§ **TASK TO CARRY OUT**:
Repeat, exactly and completely, the material that follows. Omit the pictures.

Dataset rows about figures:
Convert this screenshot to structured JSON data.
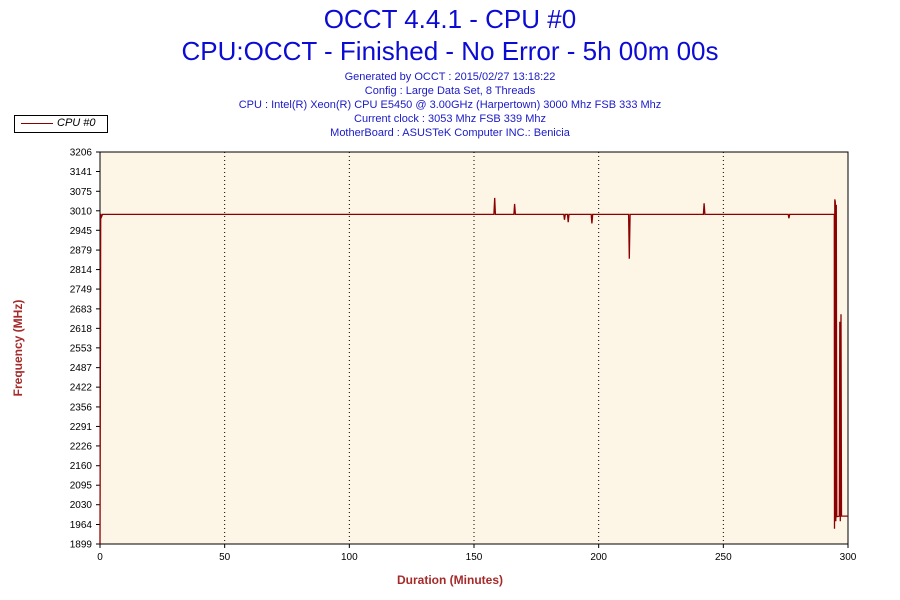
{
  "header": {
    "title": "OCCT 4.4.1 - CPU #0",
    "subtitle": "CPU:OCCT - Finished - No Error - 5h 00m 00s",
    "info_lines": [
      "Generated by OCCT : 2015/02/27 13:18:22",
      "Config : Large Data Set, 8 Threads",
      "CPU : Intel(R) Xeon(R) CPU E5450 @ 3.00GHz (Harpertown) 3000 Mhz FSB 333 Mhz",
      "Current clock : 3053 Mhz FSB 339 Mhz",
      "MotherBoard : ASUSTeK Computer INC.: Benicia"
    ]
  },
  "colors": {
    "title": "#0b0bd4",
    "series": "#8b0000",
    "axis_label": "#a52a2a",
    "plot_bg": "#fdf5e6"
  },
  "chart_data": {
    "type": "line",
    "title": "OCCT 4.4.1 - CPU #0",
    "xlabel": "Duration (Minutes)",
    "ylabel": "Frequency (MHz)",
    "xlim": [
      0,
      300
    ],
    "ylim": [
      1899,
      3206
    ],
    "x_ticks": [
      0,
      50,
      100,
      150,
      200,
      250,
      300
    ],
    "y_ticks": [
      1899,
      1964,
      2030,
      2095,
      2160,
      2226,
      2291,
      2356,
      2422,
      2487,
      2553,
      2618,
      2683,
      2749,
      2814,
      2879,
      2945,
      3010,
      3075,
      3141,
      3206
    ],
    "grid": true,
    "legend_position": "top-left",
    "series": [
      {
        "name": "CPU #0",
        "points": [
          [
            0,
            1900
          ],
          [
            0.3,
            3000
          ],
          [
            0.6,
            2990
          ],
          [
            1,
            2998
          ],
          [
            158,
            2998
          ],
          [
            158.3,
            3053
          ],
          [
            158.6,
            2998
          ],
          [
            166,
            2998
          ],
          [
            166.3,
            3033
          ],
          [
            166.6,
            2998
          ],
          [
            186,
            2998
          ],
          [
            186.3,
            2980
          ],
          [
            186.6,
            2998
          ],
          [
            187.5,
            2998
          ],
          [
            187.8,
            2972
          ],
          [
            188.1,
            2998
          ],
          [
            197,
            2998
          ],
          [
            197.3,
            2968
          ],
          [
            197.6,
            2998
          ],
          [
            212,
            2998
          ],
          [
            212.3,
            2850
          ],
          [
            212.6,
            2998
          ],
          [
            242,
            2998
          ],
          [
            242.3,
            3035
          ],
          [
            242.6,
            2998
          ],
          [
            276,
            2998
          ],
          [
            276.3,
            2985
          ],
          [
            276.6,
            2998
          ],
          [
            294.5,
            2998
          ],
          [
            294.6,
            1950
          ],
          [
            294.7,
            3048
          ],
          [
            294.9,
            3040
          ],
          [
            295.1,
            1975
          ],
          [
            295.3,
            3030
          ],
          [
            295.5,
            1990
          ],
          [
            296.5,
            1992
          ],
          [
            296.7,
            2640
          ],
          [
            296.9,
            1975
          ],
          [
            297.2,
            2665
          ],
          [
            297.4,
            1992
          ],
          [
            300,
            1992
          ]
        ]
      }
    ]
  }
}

§ **EXERCISE RESPONSE**:
Convert this screenshot to structured JSON data.
{
  "header": {
    "title": "OCCT 4.4.1 - CPU #0",
    "subtitle": "CPU:OCCT - Finished - No Error - 5h 00m 00s",
    "info_lines": [
      "Generated by OCCT : 2015/02/27 13:18:22",
      "Config : Large Data Set, 8 Threads",
      "CPU : Intel(R) Xeon(R) CPU E5450 @ 3.00GHz (Harpertown) 3000 Mhz FSB 333 Mhz",
      "Current clock : 3053 Mhz FSB 339 Mhz",
      "MotherBoard : ASUSTeK Computer INC.: Benicia"
    ]
  },
  "colors": {
    "title": "#0b0bd4",
    "series": "#8b0000",
    "axis_label": "#a52a2a",
    "plot_bg": "#fdf5e6"
  },
  "chart_data": {
    "type": "line",
    "title": "OCCT 4.4.1 - CPU #0",
    "xlabel": "Duration (Minutes)",
    "ylabel": "Frequency (MHz)",
    "xlim": [
      0,
      300
    ],
    "ylim": [
      1899,
      3206
    ],
    "x_ticks": [
      0,
      50,
      100,
      150,
      200,
      250,
      300
    ],
    "y_ticks": [
      1899,
      1964,
      2030,
      2095,
      2160,
      2226,
      2291,
      2356,
      2422,
      2487,
      2553,
      2618,
      2683,
      2749,
      2814,
      2879,
      2945,
      3010,
      3075,
      3141,
      3206
    ],
    "grid": true,
    "legend_position": "top-left",
    "series": [
      {
        "name": "CPU #0",
        "points": [
          [
            0,
            1900
          ],
          [
            0.3,
            3000
          ],
          [
            0.6,
            2990
          ],
          [
            1,
            2998
          ],
          [
            158,
            2998
          ],
          [
            158.3,
            3053
          ],
          [
            158.6,
            2998
          ],
          [
            166,
            2998
          ],
          [
            166.3,
            3033
          ],
          [
            166.6,
            2998
          ],
          [
            186,
            2998
          ],
          [
            186.3,
            2980
          ],
          [
            186.6,
            2998
          ],
          [
            187.5,
            2998
          ],
          [
            187.8,
            2972
          ],
          [
            188.1,
            2998
          ],
          [
            197,
            2998
          ],
          [
            197.3,
            2968
          ],
          [
            197.6,
            2998
          ],
          [
            212,
            2998
          ],
          [
            212.3,
            2850
          ],
          [
            212.6,
            2998
          ],
          [
            242,
            2998
          ],
          [
            242.3,
            3035
          ],
          [
            242.6,
            2998
          ],
          [
            276,
            2998
          ],
          [
            276.3,
            2985
          ],
          [
            276.6,
            2998
          ],
          [
            294.5,
            2998
          ],
          [
            294.6,
            1950
          ],
          [
            294.7,
            3048
          ],
          [
            294.9,
            3040
          ],
          [
            295.1,
            1975
          ],
          [
            295.3,
            3030
          ],
          [
            295.5,
            1990
          ],
          [
            296.5,
            1992
          ],
          [
            296.7,
            2640
          ],
          [
            296.9,
            1975
          ],
          [
            297.2,
            2665
          ],
          [
            297.4,
            1992
          ],
          [
            300,
            1992
          ]
        ]
      }
    ]
  }
}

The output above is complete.